[Stated goal]: Count the rows below that contain the string "name", matching case exactly. Reply with only the number.

(Visual layout rows)
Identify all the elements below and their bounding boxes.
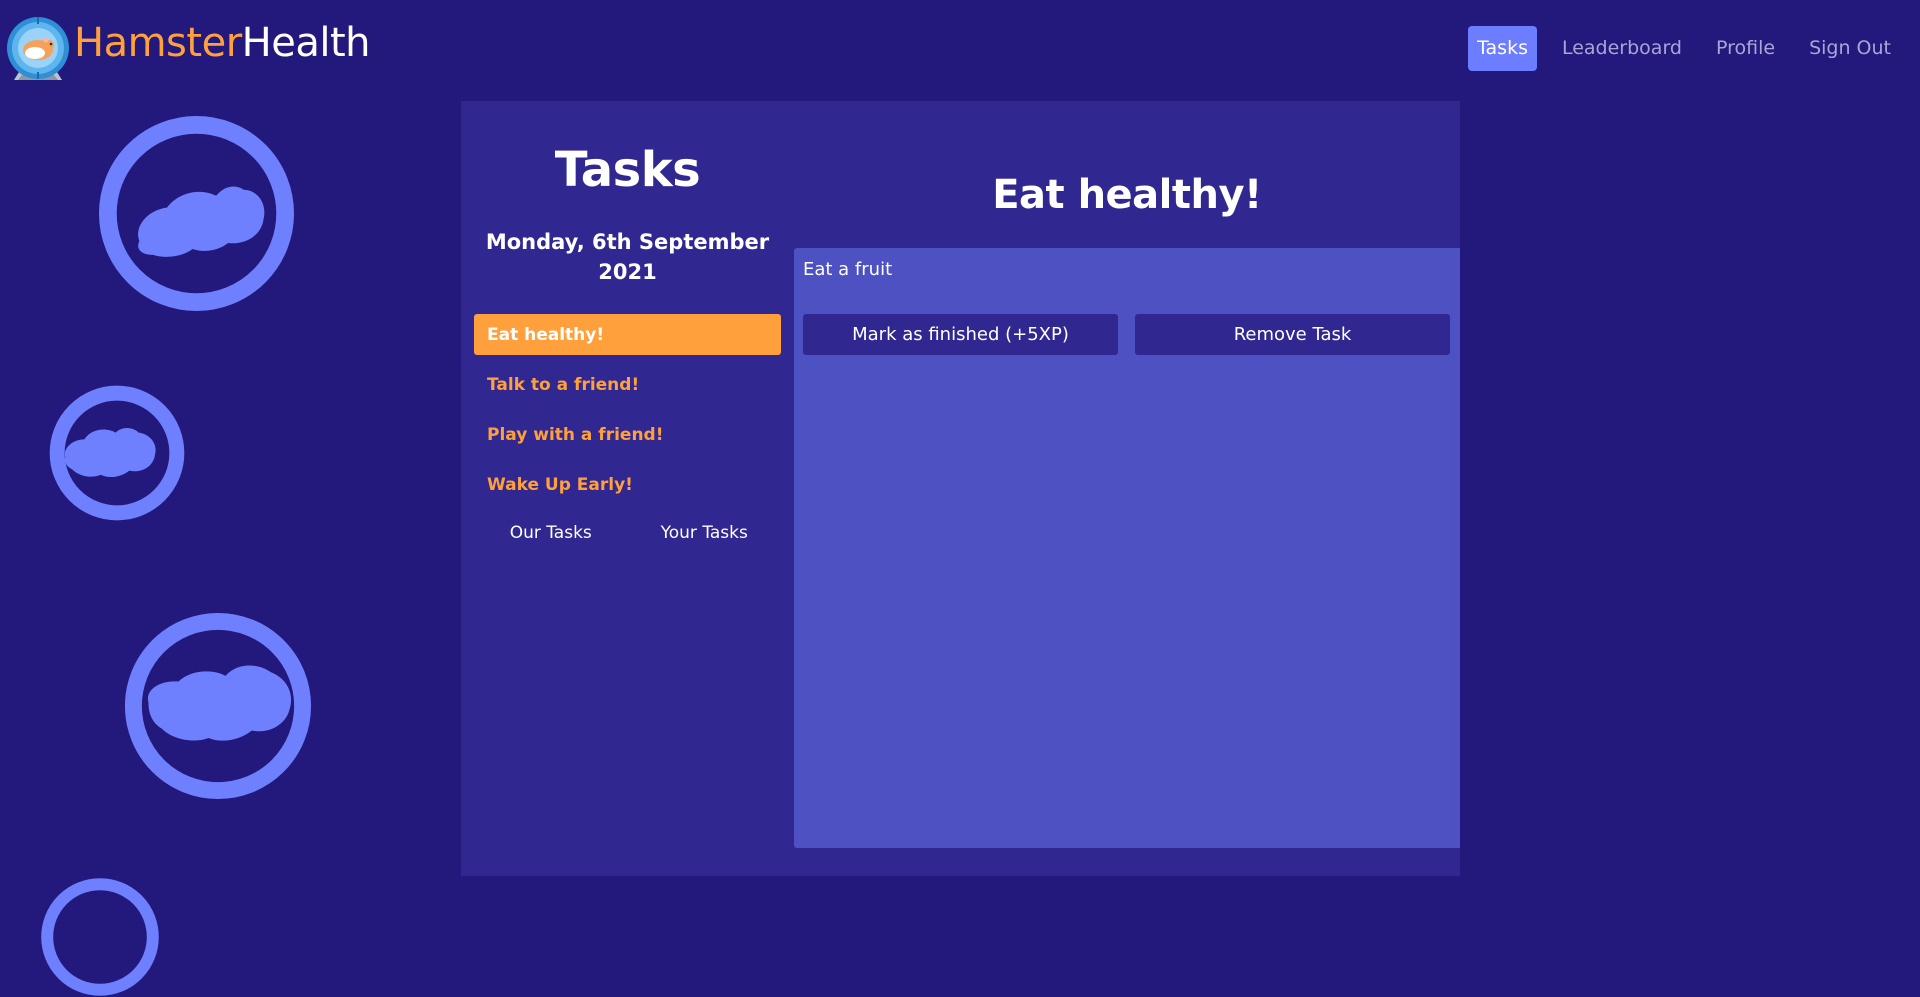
nav-profile[interactable]: Profile [1707,26,1784,71]
tab-your-tasks[interactable]: Your Tasks [628,518,782,548]
task-detail: Eat healthy! Eat a fruit Mark as finishe… [794,101,1460,876]
nav-sign-out[interactable]: Sign Out [1800,26,1900,71]
page-title: Tasks [554,142,701,198]
task-item-talk-to-a-friend[interactable]: Talk to a friend! [474,364,781,405]
tab-our-tasks[interactable]: Our Tasks [474,518,628,548]
task-list: Eat healthy! Talk to a friend! Play with… [474,314,781,514]
nav-leaderboard[interactable]: Leaderboard [1553,26,1691,71]
navbar: HamsterHealth Tasks Leaderboard Profile … [0,0,1920,100]
task-description: Eat a fruit [803,259,893,280]
mark-finished-button[interactable]: Mark as finished (+5XP) [803,314,1118,355]
brand-name: HamsterHealth [74,20,371,66]
main-nav: Tasks Leaderboard Profile Sign Out [1468,26,1900,71]
task-item-wake-up-early[interactable]: Wake Up Early! [474,464,781,505]
hamster-wheel-icon [49,385,185,521]
task-detail-card: Eat a fruit Mark as finished (+5XP) Remo… [794,248,1460,848]
task-tabs: Our Tasks Your Tasks [474,518,781,548]
task-detail-title: Eat healthy! [992,172,1262,218]
task-item-play-with-a-friend[interactable]: Play with a friend! [474,414,781,455]
task-item-eat-healthy[interactable]: Eat healthy! [474,314,781,355]
brand-name-health: Health [241,20,371,66]
nav-tasks[interactable]: Tasks [1468,26,1537,71]
remove-task-button[interactable]: Remove Task [1135,314,1450,355]
brand[interactable]: HamsterHealth [4,12,371,82]
hamster-wheel-icon [98,115,295,312]
hamster-wheel-icon [124,612,312,800]
hamster-wheel-icon [41,878,159,996]
tasks-panel: Tasks Monday, 6th September 2021 Eat hea… [461,101,1460,876]
brand-name-hamster: Hamster [74,20,242,66]
hamster-wheel-logo-icon [7,17,69,80]
current-date: Monday, 6th September 2021 [485,230,770,284]
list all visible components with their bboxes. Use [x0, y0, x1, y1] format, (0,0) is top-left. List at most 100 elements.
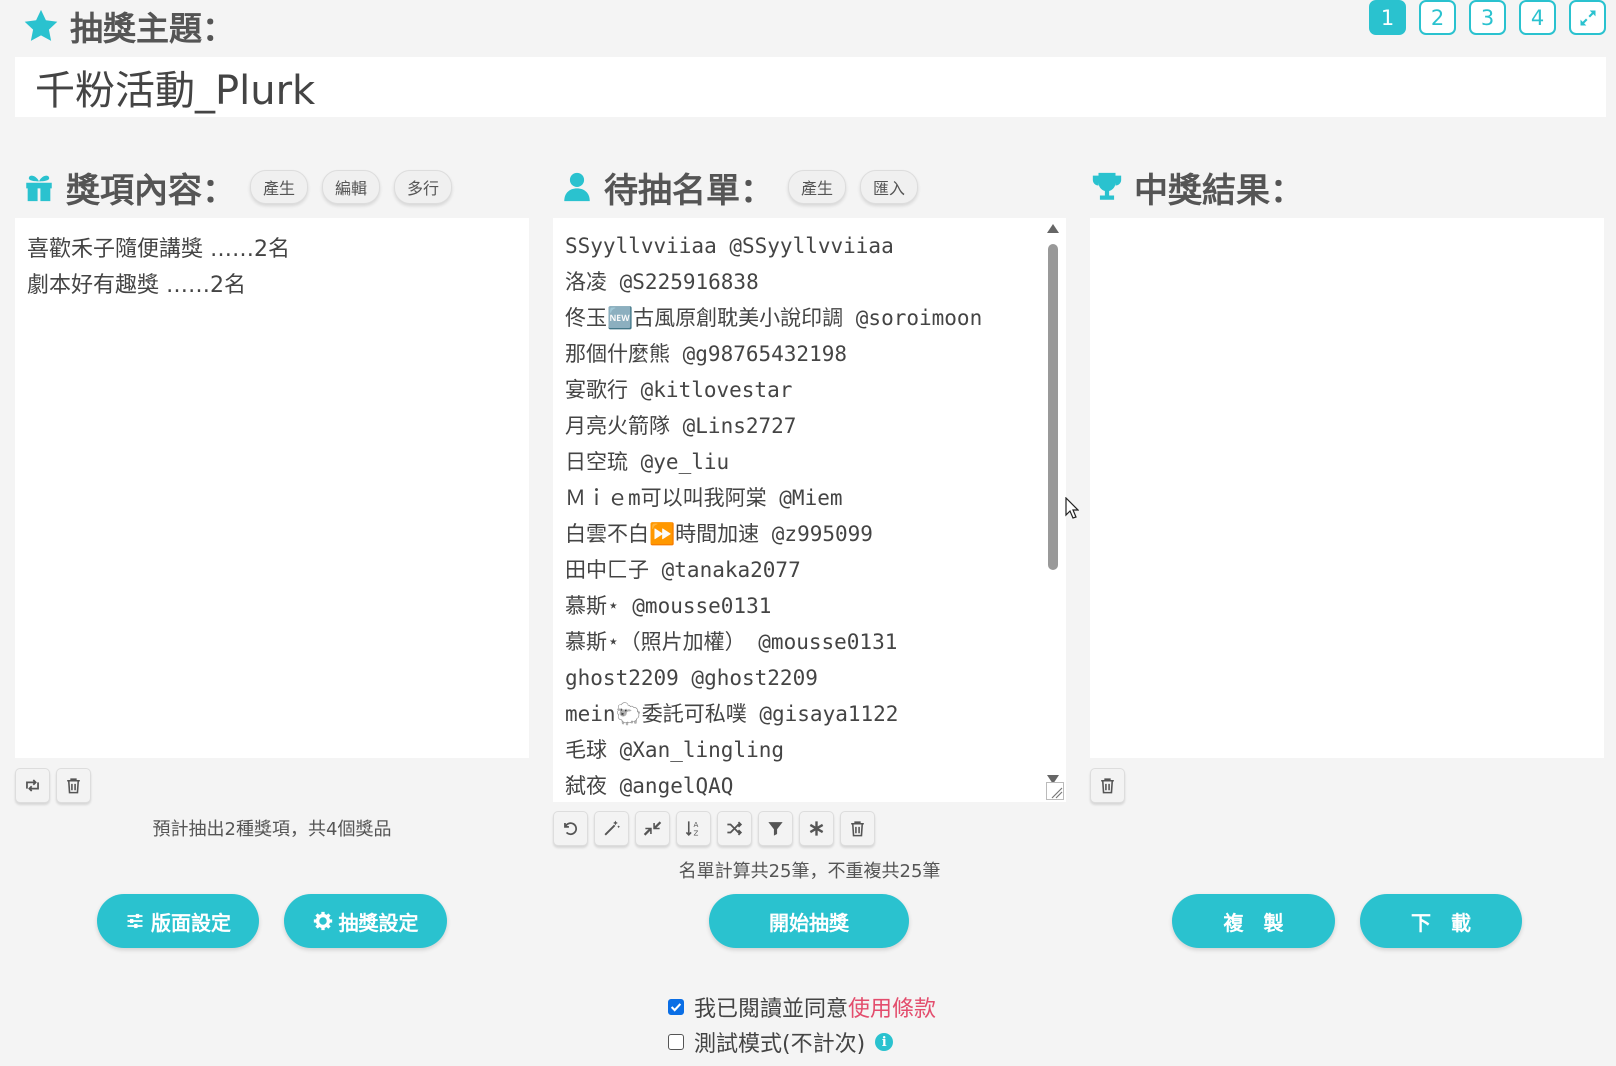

[Written response]: 3